**Work to complete:** Quote all entries exactly, leaving pictures aside.

(Collected data)
_ _ _ _ _
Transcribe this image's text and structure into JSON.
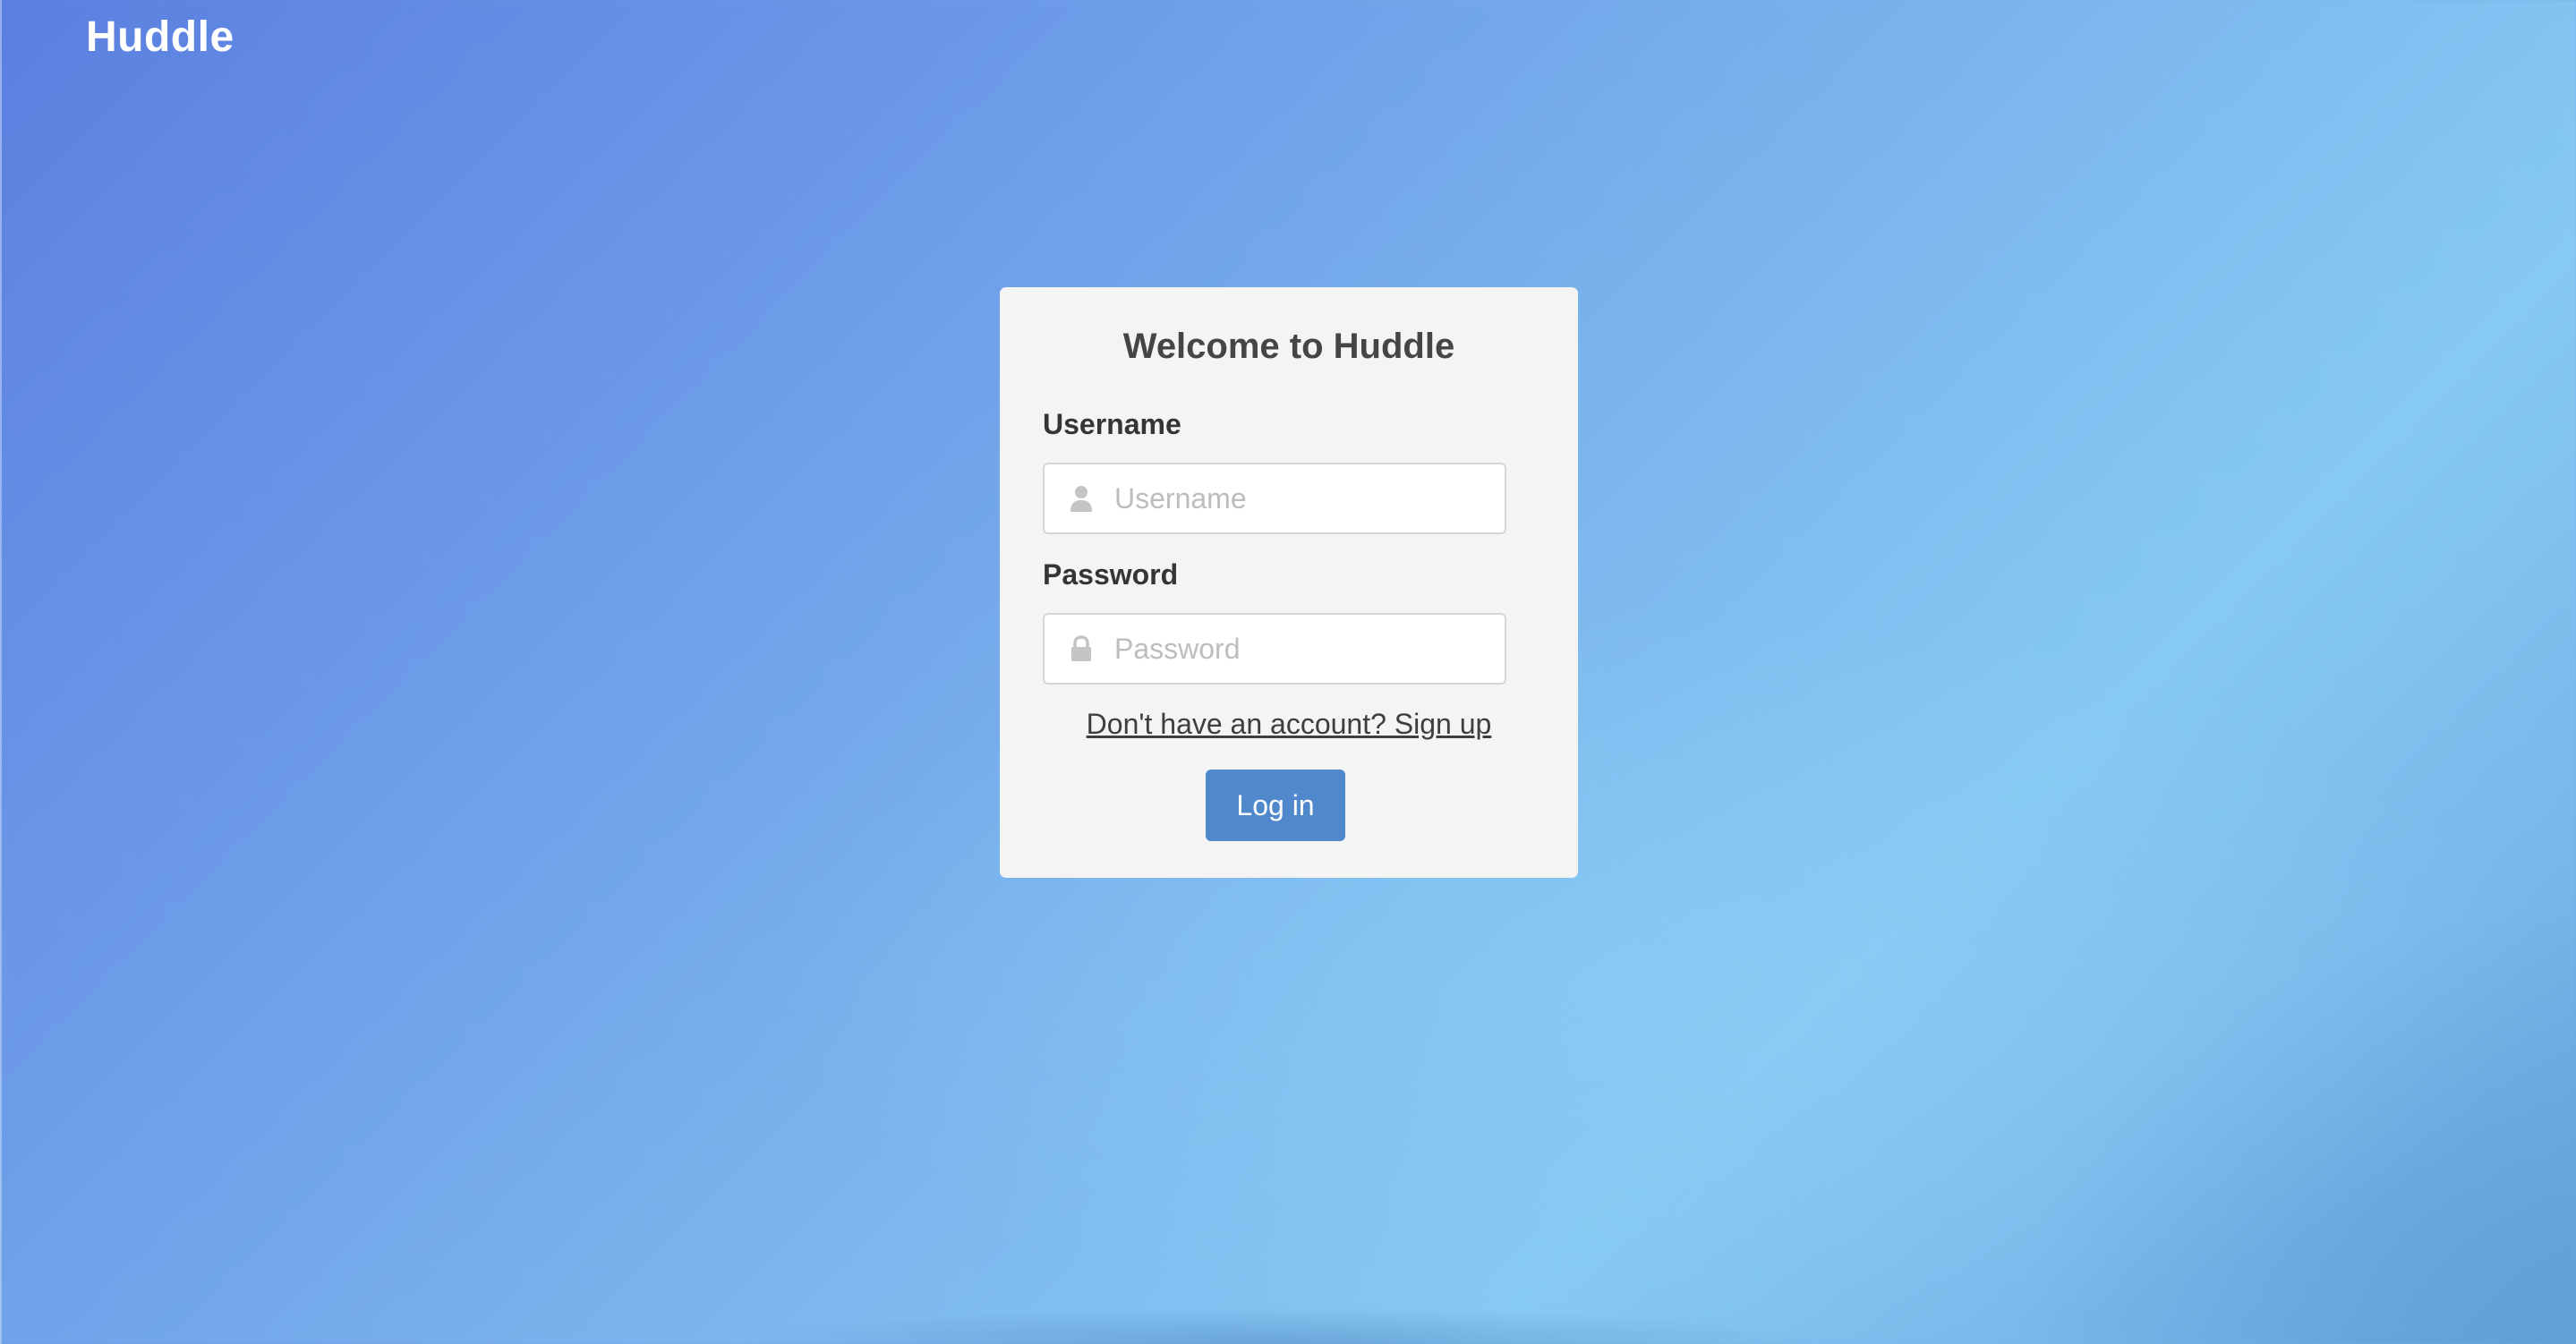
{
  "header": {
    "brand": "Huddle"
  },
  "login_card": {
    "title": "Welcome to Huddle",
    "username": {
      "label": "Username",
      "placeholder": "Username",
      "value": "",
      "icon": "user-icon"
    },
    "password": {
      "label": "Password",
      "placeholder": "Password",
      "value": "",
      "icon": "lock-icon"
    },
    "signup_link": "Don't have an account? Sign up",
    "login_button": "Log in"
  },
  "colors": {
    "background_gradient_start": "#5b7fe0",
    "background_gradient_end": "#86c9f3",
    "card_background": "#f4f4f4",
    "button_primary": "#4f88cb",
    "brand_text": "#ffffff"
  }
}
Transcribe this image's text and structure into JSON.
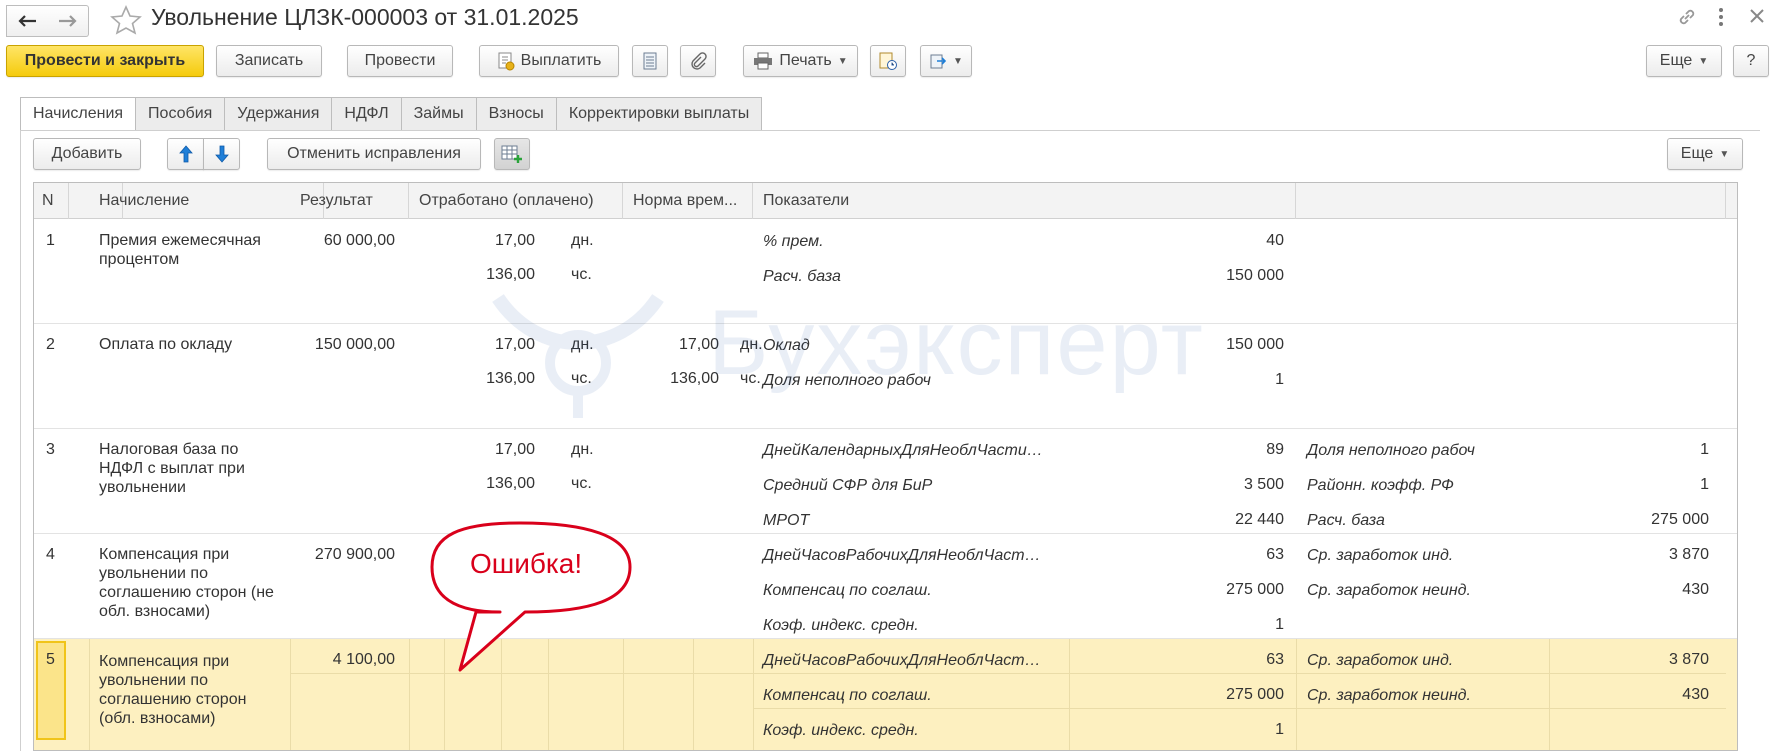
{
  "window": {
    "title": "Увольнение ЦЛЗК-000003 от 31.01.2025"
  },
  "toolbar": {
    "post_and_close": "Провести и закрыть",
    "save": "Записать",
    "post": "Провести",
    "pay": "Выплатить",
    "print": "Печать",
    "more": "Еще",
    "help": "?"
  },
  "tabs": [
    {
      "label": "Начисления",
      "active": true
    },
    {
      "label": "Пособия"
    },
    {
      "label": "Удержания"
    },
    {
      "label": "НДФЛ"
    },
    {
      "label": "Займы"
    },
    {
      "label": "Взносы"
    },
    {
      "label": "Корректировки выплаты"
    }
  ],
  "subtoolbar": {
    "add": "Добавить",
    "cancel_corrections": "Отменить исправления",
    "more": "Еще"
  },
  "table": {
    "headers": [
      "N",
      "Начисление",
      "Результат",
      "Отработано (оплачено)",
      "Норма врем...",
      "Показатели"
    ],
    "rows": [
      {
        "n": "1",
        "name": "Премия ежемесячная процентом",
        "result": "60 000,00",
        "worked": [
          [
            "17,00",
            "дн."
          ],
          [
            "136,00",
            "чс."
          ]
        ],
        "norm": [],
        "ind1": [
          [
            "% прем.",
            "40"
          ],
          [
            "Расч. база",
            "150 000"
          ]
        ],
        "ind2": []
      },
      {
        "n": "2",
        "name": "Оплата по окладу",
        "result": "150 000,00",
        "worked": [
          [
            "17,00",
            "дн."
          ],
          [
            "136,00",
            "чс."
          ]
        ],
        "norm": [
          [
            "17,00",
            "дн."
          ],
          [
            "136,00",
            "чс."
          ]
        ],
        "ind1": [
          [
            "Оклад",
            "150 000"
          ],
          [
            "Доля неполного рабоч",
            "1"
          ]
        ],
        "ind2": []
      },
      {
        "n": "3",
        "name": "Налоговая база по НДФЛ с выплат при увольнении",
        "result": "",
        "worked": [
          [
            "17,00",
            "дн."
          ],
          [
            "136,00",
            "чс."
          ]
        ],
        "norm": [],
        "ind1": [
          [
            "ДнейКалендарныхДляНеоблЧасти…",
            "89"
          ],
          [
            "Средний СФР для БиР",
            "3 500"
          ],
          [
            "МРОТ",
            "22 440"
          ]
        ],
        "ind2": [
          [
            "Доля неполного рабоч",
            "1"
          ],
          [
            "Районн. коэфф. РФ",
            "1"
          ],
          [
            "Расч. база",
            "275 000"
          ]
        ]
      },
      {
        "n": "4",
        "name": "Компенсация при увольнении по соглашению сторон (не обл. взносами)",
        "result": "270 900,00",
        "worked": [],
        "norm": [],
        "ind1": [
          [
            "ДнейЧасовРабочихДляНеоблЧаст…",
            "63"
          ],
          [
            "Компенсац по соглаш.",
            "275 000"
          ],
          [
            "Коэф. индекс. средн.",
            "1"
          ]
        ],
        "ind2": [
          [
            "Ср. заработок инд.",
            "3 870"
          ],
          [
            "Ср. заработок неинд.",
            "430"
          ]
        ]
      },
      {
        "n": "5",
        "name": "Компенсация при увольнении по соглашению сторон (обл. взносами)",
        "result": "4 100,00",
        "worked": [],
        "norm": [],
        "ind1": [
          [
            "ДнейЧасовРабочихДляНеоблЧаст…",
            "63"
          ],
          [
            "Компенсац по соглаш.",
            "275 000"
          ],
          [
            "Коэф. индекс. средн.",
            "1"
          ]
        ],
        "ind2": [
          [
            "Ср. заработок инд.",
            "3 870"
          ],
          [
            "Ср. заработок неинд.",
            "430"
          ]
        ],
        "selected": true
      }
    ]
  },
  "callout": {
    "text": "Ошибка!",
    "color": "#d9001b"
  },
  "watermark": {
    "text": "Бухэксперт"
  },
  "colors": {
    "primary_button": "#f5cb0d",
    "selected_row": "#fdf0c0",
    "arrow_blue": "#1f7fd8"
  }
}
_ _ _ _ _
**Solution below:**
Transcribe this image's text and structure into JSON.
{
  "header": {
    "brand": "Huddle"
  },
  "login_card": {
    "title": "Welcome to Huddle",
    "username": {
      "label": "Username",
      "placeholder": "Username",
      "value": "",
      "icon": "user-icon"
    },
    "password": {
      "label": "Password",
      "placeholder": "Password",
      "value": "",
      "icon": "lock-icon"
    },
    "signup_link": "Don't have an account? Sign up",
    "login_button": "Log in"
  },
  "colors": {
    "background_gradient_start": "#5b7fe0",
    "background_gradient_end": "#86c9f3",
    "card_background": "#f4f4f4",
    "button_primary": "#4f88cb",
    "brand_text": "#ffffff"
  }
}
Transcribe this image's text and structure into JSON.
{
  "window": {
    "title": "Увольнение ЦЛЗК-000003 от 31.01.2025"
  },
  "toolbar": {
    "post_and_close": "Провести и закрыть",
    "save": "Записать",
    "post": "Провести",
    "pay": "Выплатить",
    "print": "Печать",
    "more": "Еще",
    "help": "?"
  },
  "tabs": [
    {
      "label": "Начисления",
      "active": true
    },
    {
      "label": "Пособия"
    },
    {
      "label": "Удержания"
    },
    {
      "label": "НДФЛ"
    },
    {
      "label": "Займы"
    },
    {
      "label": "Взносы"
    },
    {
      "label": "Корректировки выплаты"
    }
  ],
  "subtoolbar": {
    "add": "Добавить",
    "cancel_corrections": "Отменить исправления",
    "more": "Еще"
  },
  "table": {
    "headers": [
      "N",
      "Начисление",
      "Результат",
      "Отработано (оплачено)",
      "Норма врем...",
      "Показатели"
    ],
    "rows": [
      {
        "n": "1",
        "name": "Премия ежемесячная процентом",
        "result": "60 000,00",
        "worked": [
          [
            "17,00",
            "дн."
          ],
          [
            "136,00",
            "чс."
          ]
        ],
        "norm": [],
        "ind1": [
          [
            "% прем.",
            "40"
          ],
          [
            "Расч. база",
            "150 000"
          ]
        ],
        "ind2": []
      },
      {
        "n": "2",
        "name": "Оплата по окладу",
        "result": "150 000,00",
        "worked": [
          [
            "17,00",
            "дн."
          ],
          [
            "136,00",
            "чс."
          ]
        ],
        "norm": [
          [
            "17,00",
            "дн."
          ],
          [
            "136,00",
            "чс."
          ]
        ],
        "ind1": [
          [
            "Оклад",
            "150 000"
          ],
          [
            "Доля неполного рабоч",
            "1"
          ]
        ],
        "ind2": []
      },
      {
        "n": "3",
        "name": "Налоговая база по НДФЛ с выплат при увольнении",
        "result": "",
        "worked": [
          [
            "17,00",
            "дн."
          ],
          [
            "136,00",
            "чс."
          ]
        ],
        "norm": [],
        "ind1": [
          [
            "ДнейКалендарныхДляНеоблЧасти…",
            "89"
          ],
          [
            "Средний СФР для БиР",
            "3 500"
          ],
          [
            "МРОТ",
            "22 440"
          ]
        ],
        "ind2": [
          [
            "Доля неполного рабоч",
            "1"
          ],
          [
            "Районн. коэфф. РФ",
            "1"
          ],
          [
            "Расч. база",
            "275 000"
          ]
        ]
      },
      {
        "n": "4",
        "name": "Компенсация при увольнении по соглашению сторон (не обл. взносами)",
        "result": "270 900,00",
        "worked": [],
        "norm": [],
        "ind1": [
          [
            "ДнейЧасовРабочихДляНеоблЧаст…",
            "63"
          ],
          [
            "Компенсац по соглаш.",
            "275 000"
          ],
          [
            "Коэф. индекс. средн.",
            "1"
          ]
        ],
        "ind2": [
          [
            "Ср. заработок инд.",
            "3 870"
          ],
          [
            "Ср. заработок неинд.",
            "430"
          ]
        ]
      },
      {
        "n": "5",
        "name": "Компенсация при увольнении по соглашению сторон (обл. взносами)",
        "result": "4 100,00",
        "worked": [],
        "norm": [],
        "ind1": [
          [
            "ДнейЧасовРабочихДляНеоблЧаст…",
            "63"
          ],
          [
            "Компенсац по соглаш.",
            "275 000"
          ],
          [
            "Коэф. индекс. средн.",
            "1"
          ]
        ],
        "ind2": [
          [
            "Ср. заработок инд.",
            "3 870"
          ],
          [
            "Ср. заработок неинд.",
            "430"
          ]
        ],
        "selected": true
      }
    ]
  },
  "callout": {
    "text": "Ошибка!",
    "color": "#d9001b"
  },
  "watermark": {
    "text": "Бухэксперт"
  },
  "colors": {
    "primary_button": "#f5cb0d",
    "selected_row": "#fdf0c0",
    "arrow_blue": "#1f7fd8"
  }
}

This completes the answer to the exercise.